[Data records for software interfaces]
Segment Open
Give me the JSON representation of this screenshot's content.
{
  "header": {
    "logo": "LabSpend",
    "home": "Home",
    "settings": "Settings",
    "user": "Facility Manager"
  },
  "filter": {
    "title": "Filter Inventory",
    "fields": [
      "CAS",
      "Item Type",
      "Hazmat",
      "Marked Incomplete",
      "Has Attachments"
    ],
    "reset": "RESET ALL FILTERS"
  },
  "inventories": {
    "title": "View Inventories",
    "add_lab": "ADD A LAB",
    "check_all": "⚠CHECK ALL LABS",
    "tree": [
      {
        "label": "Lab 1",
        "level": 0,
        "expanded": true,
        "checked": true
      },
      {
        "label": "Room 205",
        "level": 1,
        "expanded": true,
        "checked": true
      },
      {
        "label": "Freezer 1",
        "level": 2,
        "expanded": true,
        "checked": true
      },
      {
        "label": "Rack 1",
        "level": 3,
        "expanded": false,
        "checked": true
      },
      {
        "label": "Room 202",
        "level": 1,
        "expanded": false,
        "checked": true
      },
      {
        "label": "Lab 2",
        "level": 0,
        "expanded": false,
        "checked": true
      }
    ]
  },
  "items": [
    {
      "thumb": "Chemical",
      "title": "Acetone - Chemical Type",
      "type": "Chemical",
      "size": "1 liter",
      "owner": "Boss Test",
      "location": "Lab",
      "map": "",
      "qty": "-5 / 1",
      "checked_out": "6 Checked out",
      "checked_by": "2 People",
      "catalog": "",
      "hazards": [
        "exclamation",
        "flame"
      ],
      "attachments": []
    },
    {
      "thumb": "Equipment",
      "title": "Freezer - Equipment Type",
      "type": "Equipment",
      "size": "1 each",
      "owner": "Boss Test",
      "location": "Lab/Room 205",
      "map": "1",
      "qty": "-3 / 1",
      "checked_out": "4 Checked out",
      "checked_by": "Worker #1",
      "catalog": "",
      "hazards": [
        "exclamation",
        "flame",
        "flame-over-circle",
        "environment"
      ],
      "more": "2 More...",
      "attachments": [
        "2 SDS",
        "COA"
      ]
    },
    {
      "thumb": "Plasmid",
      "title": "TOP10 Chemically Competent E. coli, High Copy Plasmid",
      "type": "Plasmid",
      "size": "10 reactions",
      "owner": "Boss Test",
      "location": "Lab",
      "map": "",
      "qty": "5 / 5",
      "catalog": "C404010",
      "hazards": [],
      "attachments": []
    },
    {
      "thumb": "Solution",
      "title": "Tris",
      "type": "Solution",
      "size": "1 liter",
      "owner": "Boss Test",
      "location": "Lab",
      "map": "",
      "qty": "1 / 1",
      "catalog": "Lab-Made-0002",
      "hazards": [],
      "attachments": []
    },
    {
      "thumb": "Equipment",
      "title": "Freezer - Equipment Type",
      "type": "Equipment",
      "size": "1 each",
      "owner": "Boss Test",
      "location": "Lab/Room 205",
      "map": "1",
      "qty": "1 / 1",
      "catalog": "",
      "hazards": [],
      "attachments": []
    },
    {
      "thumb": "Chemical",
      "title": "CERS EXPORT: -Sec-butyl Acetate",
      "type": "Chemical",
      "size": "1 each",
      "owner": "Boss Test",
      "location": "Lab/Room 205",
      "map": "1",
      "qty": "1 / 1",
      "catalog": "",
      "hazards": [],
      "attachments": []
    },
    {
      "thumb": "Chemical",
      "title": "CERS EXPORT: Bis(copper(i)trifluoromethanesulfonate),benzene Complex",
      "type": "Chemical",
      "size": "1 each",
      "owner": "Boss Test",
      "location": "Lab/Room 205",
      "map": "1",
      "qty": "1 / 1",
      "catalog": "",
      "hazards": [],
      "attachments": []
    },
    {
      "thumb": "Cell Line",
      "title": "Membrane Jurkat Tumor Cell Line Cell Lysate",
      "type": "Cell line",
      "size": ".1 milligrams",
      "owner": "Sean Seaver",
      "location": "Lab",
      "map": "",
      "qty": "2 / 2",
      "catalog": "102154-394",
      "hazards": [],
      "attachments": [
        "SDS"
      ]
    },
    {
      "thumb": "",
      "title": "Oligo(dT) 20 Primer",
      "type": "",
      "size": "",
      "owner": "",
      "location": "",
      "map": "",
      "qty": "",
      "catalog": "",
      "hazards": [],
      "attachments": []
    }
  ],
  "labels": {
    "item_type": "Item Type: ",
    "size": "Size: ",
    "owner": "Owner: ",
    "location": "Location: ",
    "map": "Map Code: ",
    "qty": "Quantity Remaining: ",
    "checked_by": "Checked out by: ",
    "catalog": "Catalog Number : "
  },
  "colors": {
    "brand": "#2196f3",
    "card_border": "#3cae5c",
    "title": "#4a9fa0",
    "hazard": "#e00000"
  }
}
Segment Closed
■ **PROBLEM**:
Go through the records and copy all of them exactly.

■ **ANSWER FOR THIS EXERCISE**:
Give me the JSON representation of this screenshot's content.
{
  "header": {
    "logo": "LabSpend",
    "home": "Home",
    "settings": "Settings",
    "user": "Facility Manager"
  },
  "filter": {
    "title": "Filter Inventory",
    "fields": [
      "CAS",
      "Item Type",
      "Hazmat",
      "Marked Incomplete",
      "Has Attachments"
    ],
    "reset": "RESET ALL FILTERS"
  },
  "inventories": {
    "title": "View Inventories",
    "add_lab": "ADD A LAB",
    "check_all": "⚠CHECK ALL LABS",
    "tree": [
      {
        "label": "Lab 1",
        "level": 0,
        "expanded": true,
        "checked": true
      },
      {
        "label": "Room 205",
        "level": 1,
        "expanded": true,
        "checked": true
      },
      {
        "label": "Freezer 1",
        "level": 2,
        "expanded": true,
        "checked": true
      },
      {
        "label": "Rack 1",
        "level": 3,
        "expanded": false,
        "checked": true
      },
      {
        "label": "Room 202",
        "level": 1,
        "expanded": false,
        "checked": true
      },
      {
        "label": "Lab 2",
        "level": 0,
        "expanded": false,
        "checked": true
      }
    ]
  },
  "items": [
    {
      "thumb": "Chemical",
      "title": "Acetone - Chemical Type",
      "type": "Chemical",
      "size": "1 liter",
      "owner": "Boss Test",
      "location": "Lab",
      "map": "",
      "qty": "-5 / 1",
      "checked_out": "6 Checked out",
      "checked_by": "2 People",
      "catalog": "",
      "hazards": [
        "exclamation",
        "flame"
      ],
      "attachments": []
    },
    {
      "thumb": "Equipment",
      "title": "Freezer - Equipment Type",
      "type": "Equipment",
      "size": "1 each",
      "owner": "Boss Test",
      "location": "Lab/Room 205",
      "map": "1",
      "qty": "-3 / 1",
      "checked_out": "4 Checked out",
      "checked_by": "Worker #1",
      "catalog": "",
      "hazards": [
        "exclamation",
        "flame",
        "flame-over-circle",
        "environment"
      ],
      "more": "2 More...",
      "attachments": [
        "2 SDS",
        "COA"
      ]
    },
    {
      "thumb": "Plasmid",
      "title": "TOP10 Chemically Competent E. coli, High Copy Plasmid",
      "type": "Plasmid",
      "size": "10 reactions",
      "owner": "Boss Test",
      "location": "Lab",
      "map": "",
      "qty": "5 / 5",
      "catalog": "C404010",
      "hazards": [],
      "attachments": []
    },
    {
      "thumb": "Solution",
      "title": "Tris",
      "type": "Solution",
      "size": "1 liter",
      "owner": "Boss Test",
      "location": "Lab",
      "map": "",
      "qty": "1 / 1",
      "catalog": "Lab-Made-0002",
      "hazards": [],
      "attachments": []
    },
    {
      "thumb": "Equipment",
      "title": "Freezer - Equipment Type",
      "type": "Equipment",
      "size": "1 each",
      "owner": "Boss Test",
      "location": "Lab/Room 205",
      "map": "1",
      "qty": "1 / 1",
      "catalog": "",
      "hazards": [],
      "attachments": []
    },
    {
      "thumb": "Chemical",
      "title": "CERS EXPORT: -Sec-butyl Acetate",
      "type": "Chemical",
      "size": "1 each",
      "owner": "Boss Test",
      "location": "Lab/Room 205",
      "map": "1",
      "qty": "1 / 1",
      "catalog": "",
      "hazards": [],
      "attachments": []
    },
    {
      "thumb": "Chemical",
      "title": "CERS EXPORT: Bis(copper(i)trifluoromethanesulfonate),benzene Complex",
      "type": "Chemical",
      "size": "1 each",
      "owner": "Boss Test",
      "location": "Lab/Room 205",
      "map": "1",
      "qty": "1 / 1",
      "catalog": "",
      "hazards": [],
      "attachments": []
    },
    {
      "thumb": "Cell Line",
      "title": "Membrane Jurkat Tumor Cell Line Cell Lysate",
      "type": "Cell line",
      "size": ".1 milligrams",
      "owner": "Sean Seaver",
      "location": "Lab",
      "map": "",
      "qty": "2 / 2",
      "catalog": "102154-394",
      "hazards": [],
      "attachments": [
        "SDS"
      ]
    },
    {
      "thumb": "",
      "title": "Oligo(dT) 20 Primer",
      "type": "",
      "size": "",
      "owner": "",
      "location": "",
      "map": "",
      "qty": "",
      "catalog": "",
      "hazards": [],
      "attachments": []
    }
  ],
  "labels": {
    "item_type": "Item Type: ",
    "size": "Size: ",
    "owner": "Owner: ",
    "location": "Location: ",
    "map": "Map Code: ",
    "qty": "Quantity Remaining: ",
    "checked_by": "Checked out by: ",
    "catalog": "Catalog Number : "
  },
  "colors": {
    "brand": "#2196f3",
    "card_border": "#3cae5c",
    "title": "#4a9fa0",
    "hazard": "#e00000"
  }
}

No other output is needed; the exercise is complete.